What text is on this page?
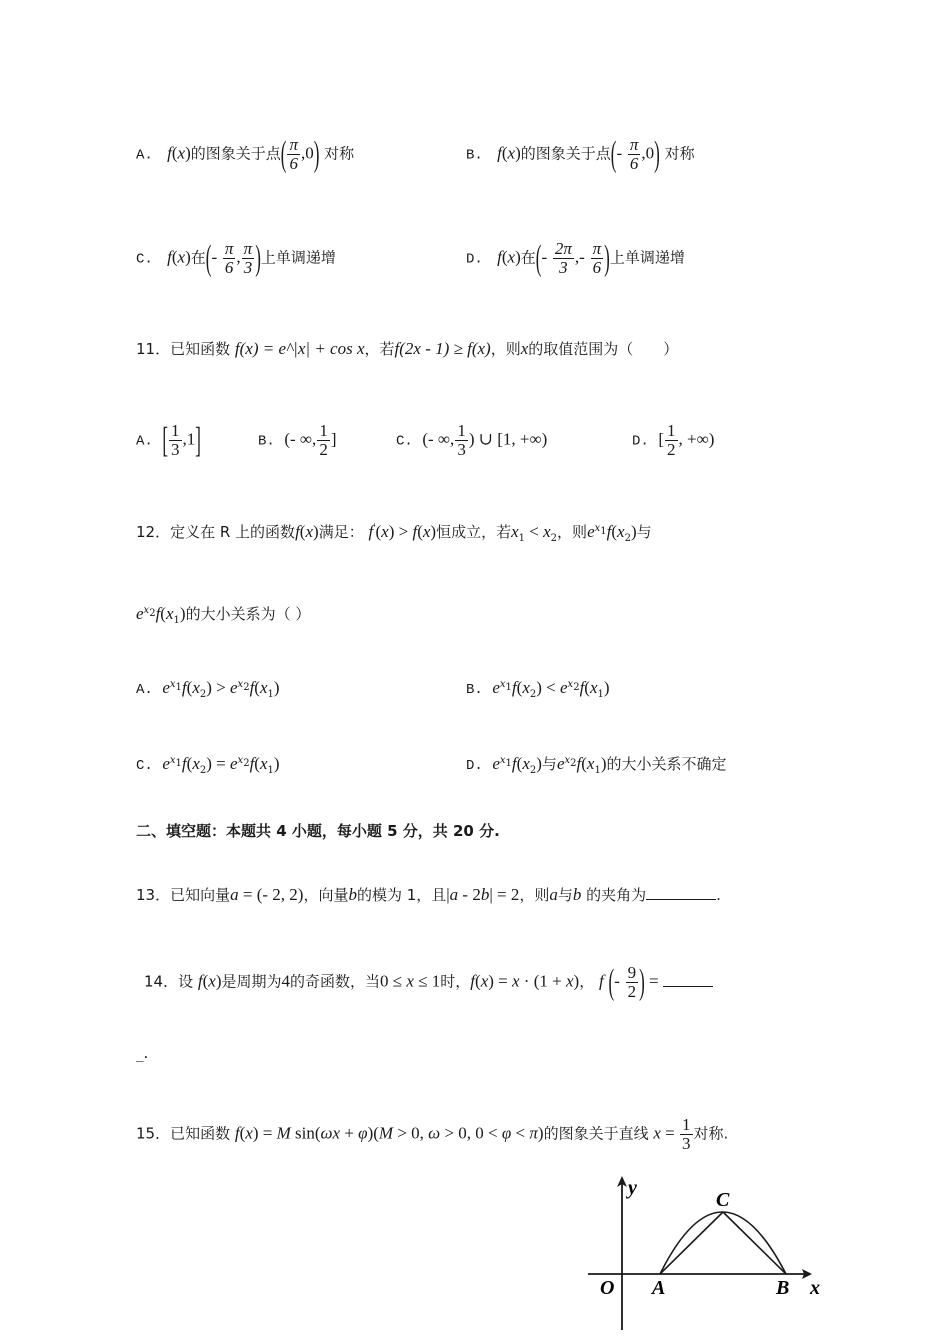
A. f(x)的图象关于点( $\frac{\pi}{6} ,0$) 对称	B. f(x)的图象关于点(- $\frac{\pi}{6} ,0$) 对称
C. f(x)在(- $\frac{\pi}{6}$ , $\frac{\pi}{3}$ )上单调递增	D. f(x)在(- $\frac{2\pi}{3}$ ,- $\frac{\pi}{6}$ )上单调递增
11．已知函数 f(x) = e^|x| + cos x，若f(2x - 1) ≥ f(x)，则x的取值范围为（　　）
A. [ $\frac{1}{3} ,1$]	B. (- ∞, $\frac{1}{2}$ ]	C. (- ∞, $\frac{1}{3}$ ) ∪ [1, +∞)	D. [ $\frac{1}{2}$ , +∞)
12．定义在 R 上的函数f(x)满足： f′(x) > f(x)恒成立，若$x_1 < x_2$，则$e^{x_1}f(x_2)$与
$e^{x_2}f(x_1)$的大小关系为（ ）
A. $e^{x_1}f(x_2) > e^{x_2}f(x_1)$	B. $e^{x_1}f(x_2) < e^{x_2}f(x_1)$
C. $e^{x_1}f(x_2) = e^{x_2}f(x_1)$	D. $e^{x_1}f(x_2)$与$e^{x_2}f(x_1)$的大小关系不确定
二、填空题：本题共 4 小题，每小题 5 分，共 20 分.
13．已知向量a = (- 2, 2)，向量b的模为 1，且|a - 2b| = 2，则a与b 的夹角为	.
14．设 f(x)是周期为4的奇函数，当0 ≤ x ≤ 1时，f(x) = x · (1 + x)， f (- $\frac{9}{2}$ ) =
_.
15．已知函数 f(x) = M sin(ωx + φ)(M > 0, ω > 0, 0 < φ < π)的图象关于直线 $x = \frac{1}{3}$ 对称.
y
x
O A	B
C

-*-

**Challenge**
Return every line holding the word "已知函数" from the records.

**Solution to this exercise**
11．已知函数 f(x) = e^|x| + cos x，若f(2x - 1) ≥ f(x)，则x的取值范围为（　　）
15．已知函数 f(x) = M sin(ωx + φ)(M > 0, ω > 0, 0 < φ < π)的图象关于直线 $x = \frac{1}{3}$ 对称.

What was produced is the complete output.